Task statement:
Reproduce every entry in the listing without alteration.
───── Material provided
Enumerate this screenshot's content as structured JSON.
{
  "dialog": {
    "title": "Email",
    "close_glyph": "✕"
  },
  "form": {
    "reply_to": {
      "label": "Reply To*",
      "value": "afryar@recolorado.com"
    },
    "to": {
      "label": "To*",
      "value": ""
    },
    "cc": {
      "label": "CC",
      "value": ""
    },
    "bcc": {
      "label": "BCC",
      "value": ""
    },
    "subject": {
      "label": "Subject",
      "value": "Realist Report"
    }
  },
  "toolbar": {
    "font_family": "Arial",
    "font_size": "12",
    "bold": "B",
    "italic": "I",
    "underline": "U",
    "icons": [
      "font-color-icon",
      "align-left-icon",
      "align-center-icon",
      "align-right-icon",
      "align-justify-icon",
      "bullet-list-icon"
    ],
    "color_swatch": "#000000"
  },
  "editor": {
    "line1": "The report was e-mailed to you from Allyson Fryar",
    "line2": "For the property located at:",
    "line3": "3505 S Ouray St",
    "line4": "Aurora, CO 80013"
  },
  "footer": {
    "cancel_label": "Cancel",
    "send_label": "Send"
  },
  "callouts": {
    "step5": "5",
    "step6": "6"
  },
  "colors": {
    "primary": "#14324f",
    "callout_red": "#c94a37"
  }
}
──────────
Task response:
Enumerate this screenshot's content as structured JSON.
{
  "dialog": {
    "title": "Email",
    "close_glyph": "✕"
  },
  "form": {
    "reply_to": {
      "label": "Reply To*",
      "value": "afryar@recolorado.com"
    },
    "to": {
      "label": "To*",
      "value": ""
    },
    "cc": {
      "label": "CC",
      "value": ""
    },
    "bcc": {
      "label": "BCC",
      "value": ""
    },
    "subject": {
      "label": "Subject",
      "value": "Realist Report"
    }
  },
  "toolbar": {
    "font_family": "Arial",
    "font_size": "12",
    "bold": "B",
    "italic": "I",
    "underline": "U",
    "icons": [
      "font-color-icon",
      "align-left-icon",
      "align-center-icon",
      "align-right-icon",
      "align-justify-icon",
      "bullet-list-icon"
    ],
    "color_swatch": "#000000"
  },
  "editor": {
    "line1": "The report was e-mailed to you from Allyson Fryar",
    "line2": "For the property located at:",
    "line3": "3505 S Ouray St",
    "line4": "Aurora, CO 80013"
  },
  "footer": {
    "cancel_label": "Cancel",
    "send_label": "Send"
  },
  "callouts": {
    "step5": "5",
    "step6": "6"
  },
  "colors": {
    "primary": "#14324f",
    "callout_red": "#c94a37"
  }
}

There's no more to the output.